- _Exercise brief_
Edit the listing below by replacing every occurrence of "phone stand" with "charging dock" and changing nothing else. Leave the pictures out of your answer.

- _Source material_
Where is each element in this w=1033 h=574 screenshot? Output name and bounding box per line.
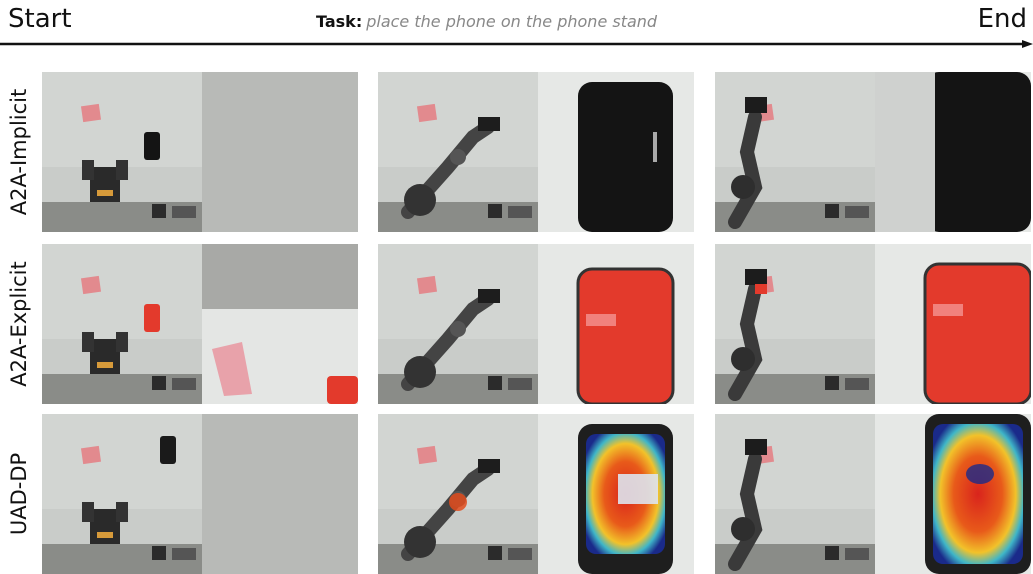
frame-image	[42, 414, 358, 574]
frame-image	[378, 72, 694, 232]
row-label-a2a-explicit: A2A-Explicit	[7, 261, 31, 387]
row-label-uad-dp: UAD-DP	[7, 452, 32, 536]
frame-row1-step2	[378, 72, 694, 232]
frame-row2-step3	[715, 244, 1031, 404]
frame-image	[42, 244, 358, 404]
frame-image	[42, 72, 358, 232]
frame-image	[715, 244, 1031, 404]
frame-row1-step3	[715, 72, 1031, 232]
timeline-start-label: Start	[8, 4, 72, 34]
frame-row1-step1	[42, 72, 358, 232]
frame-image	[715, 72, 1031, 232]
frame-row3-step2	[378, 414, 694, 574]
frame-row3-step3	[715, 414, 1031, 574]
task-description: Task: place the phone on the phone stand	[316, 12, 657, 31]
timeline-arrow	[0, 40, 1033, 48]
frame-image	[378, 414, 694, 574]
frame-row3-step1	[42, 414, 358, 574]
row-label-a2a-implicit: A2A-Implicit	[7, 88, 32, 216]
task-text: place the phone on the phone stand	[366, 12, 658, 31]
frame-image	[378, 244, 694, 404]
frame-image	[715, 414, 1031, 574]
frame-row2-step1	[42, 244, 358, 404]
task-label: Task:	[316, 12, 363, 31]
frame-row2-step2	[378, 244, 694, 404]
timeline-end-label: End	[977, 4, 1027, 34]
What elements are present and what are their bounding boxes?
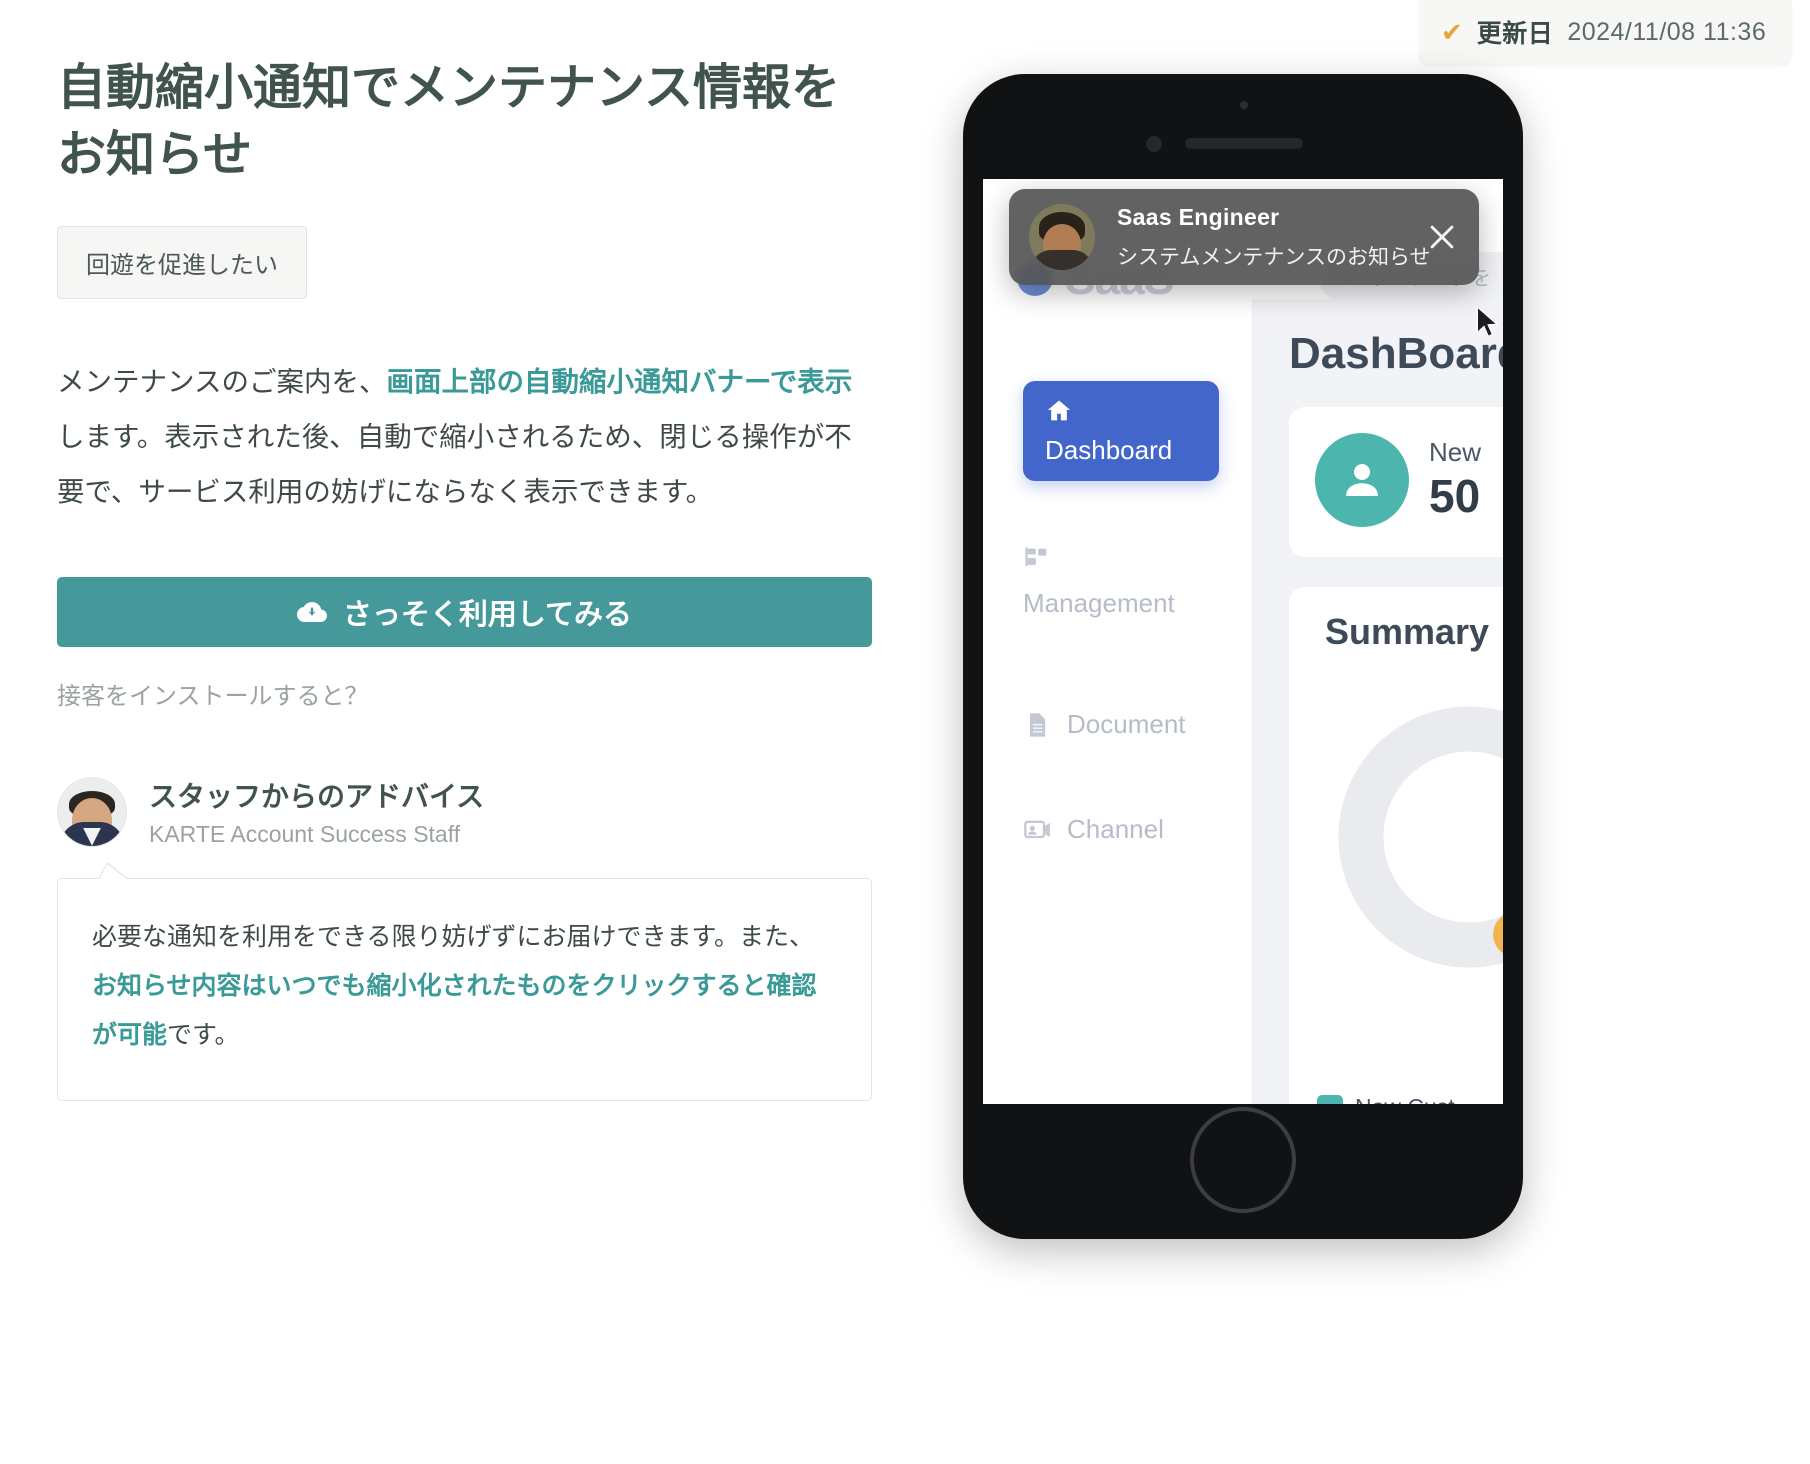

- _Correct output_
Where is each element in this w=1033 h=574 screenshot? Output name and bounding box per line.
frame-image	[42, 414, 358, 574]
frame-image	[378, 72, 694, 232]
row-label-a2a-explicit: A2A-Explicit	[7, 261, 31, 387]
row-label-uad-dp: UAD-DP	[7, 452, 32, 536]
frame-row1-step2	[378, 72, 694, 232]
frame-row2-step3	[715, 244, 1031, 404]
frame-image	[42, 244, 358, 404]
frame-image	[42, 72, 358, 232]
frame-image	[715, 244, 1031, 404]
frame-row1-step3	[715, 72, 1031, 232]
timeline-start-label: Start	[8, 4, 72, 34]
frame-row1-step1	[42, 72, 358, 232]
frame-image	[715, 72, 1031, 232]
frame-row3-step2	[378, 414, 694, 574]
frame-row3-step3	[715, 414, 1031, 574]
task-description: Task: place the phone on the charging dock	[316, 12, 657, 31]
timeline-arrow	[0, 40, 1033, 48]
frame-image	[378, 414, 694, 574]
frame-row3-step1	[42, 414, 358, 574]
row-label-a2a-implicit: A2A-Implicit	[7, 88, 32, 216]
task-text: place the phone on the charging dock	[366, 12, 658, 31]
frame-image	[378, 244, 694, 404]
frame-image	[715, 414, 1031, 574]
frame-row2-step1	[42, 244, 358, 404]
task-label: Task:	[316, 12, 363, 31]
frame-row2-step2	[378, 244, 694, 404]
timeline-end-label: End	[977, 4, 1027, 34]
What elements are present and what are their bounding boxes?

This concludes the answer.